§ **WRITTEN PROBLEM**
Pictures stay out of the copy; restate everything else in the material exactly.

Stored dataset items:
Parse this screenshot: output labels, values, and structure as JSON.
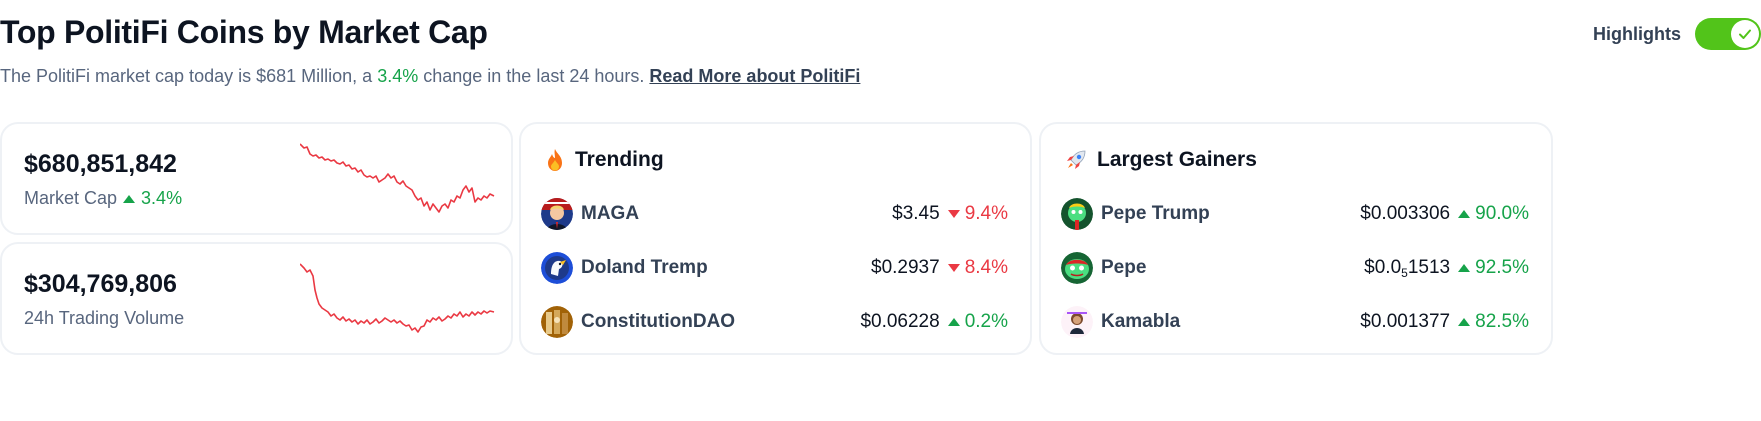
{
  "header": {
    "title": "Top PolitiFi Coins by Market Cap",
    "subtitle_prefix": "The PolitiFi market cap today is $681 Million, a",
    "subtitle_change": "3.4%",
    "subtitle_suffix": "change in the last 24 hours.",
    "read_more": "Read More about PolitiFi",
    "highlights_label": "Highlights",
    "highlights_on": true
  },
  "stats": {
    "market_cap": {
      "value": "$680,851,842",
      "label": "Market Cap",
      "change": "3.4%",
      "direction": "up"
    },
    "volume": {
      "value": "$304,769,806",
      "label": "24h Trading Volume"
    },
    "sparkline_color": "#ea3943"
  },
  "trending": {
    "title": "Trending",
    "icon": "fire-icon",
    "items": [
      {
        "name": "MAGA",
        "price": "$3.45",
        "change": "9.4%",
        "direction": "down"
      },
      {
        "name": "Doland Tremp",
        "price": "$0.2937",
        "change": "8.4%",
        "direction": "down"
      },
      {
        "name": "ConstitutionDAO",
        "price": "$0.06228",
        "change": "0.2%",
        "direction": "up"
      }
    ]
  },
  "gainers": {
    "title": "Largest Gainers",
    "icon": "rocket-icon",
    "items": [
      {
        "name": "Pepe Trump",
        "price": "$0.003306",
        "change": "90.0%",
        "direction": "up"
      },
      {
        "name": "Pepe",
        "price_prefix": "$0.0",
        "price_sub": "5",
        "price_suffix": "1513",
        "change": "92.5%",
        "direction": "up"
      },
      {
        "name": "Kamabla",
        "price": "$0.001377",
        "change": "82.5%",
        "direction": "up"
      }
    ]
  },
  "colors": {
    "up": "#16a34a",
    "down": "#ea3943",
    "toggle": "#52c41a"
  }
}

§ **OUTPUT OF THE EXERCISE**
Parse this screenshot: output labels, values, and structure as JSON.
{
  "header": {
    "title": "Top PolitiFi Coins by Market Cap",
    "subtitle_prefix": "The PolitiFi market cap today is $681 Million, a",
    "subtitle_change": "3.4%",
    "subtitle_suffix": "change in the last 24 hours.",
    "read_more": "Read More about PolitiFi",
    "highlights_label": "Highlights",
    "highlights_on": true
  },
  "stats": {
    "market_cap": {
      "value": "$680,851,842",
      "label": "Market Cap",
      "change": "3.4%",
      "direction": "up"
    },
    "volume": {
      "value": "$304,769,806",
      "label": "24h Trading Volume"
    },
    "sparkline_color": "#ea3943"
  },
  "trending": {
    "title": "Trending",
    "icon": "fire-icon",
    "items": [
      {
        "name": "MAGA",
        "price": "$3.45",
        "change": "9.4%",
        "direction": "down"
      },
      {
        "name": "Doland Tremp",
        "price": "$0.2937",
        "change": "8.4%",
        "direction": "down"
      },
      {
        "name": "ConstitutionDAO",
        "price": "$0.06228",
        "change": "0.2%",
        "direction": "up"
      }
    ]
  },
  "gainers": {
    "title": "Largest Gainers",
    "icon": "rocket-icon",
    "items": [
      {
        "name": "Pepe Trump",
        "price": "$0.003306",
        "change": "90.0%",
        "direction": "up"
      },
      {
        "name": "Pepe",
        "price_prefix": "$0.0",
        "price_sub": "5",
        "price_suffix": "1513",
        "change": "92.5%",
        "direction": "up"
      },
      {
        "name": "Kamabla",
        "price": "$0.001377",
        "change": "82.5%",
        "direction": "up"
      }
    ]
  },
  "colors": {
    "up": "#16a34a",
    "down": "#ea3943",
    "toggle": "#52c41a"
  }
}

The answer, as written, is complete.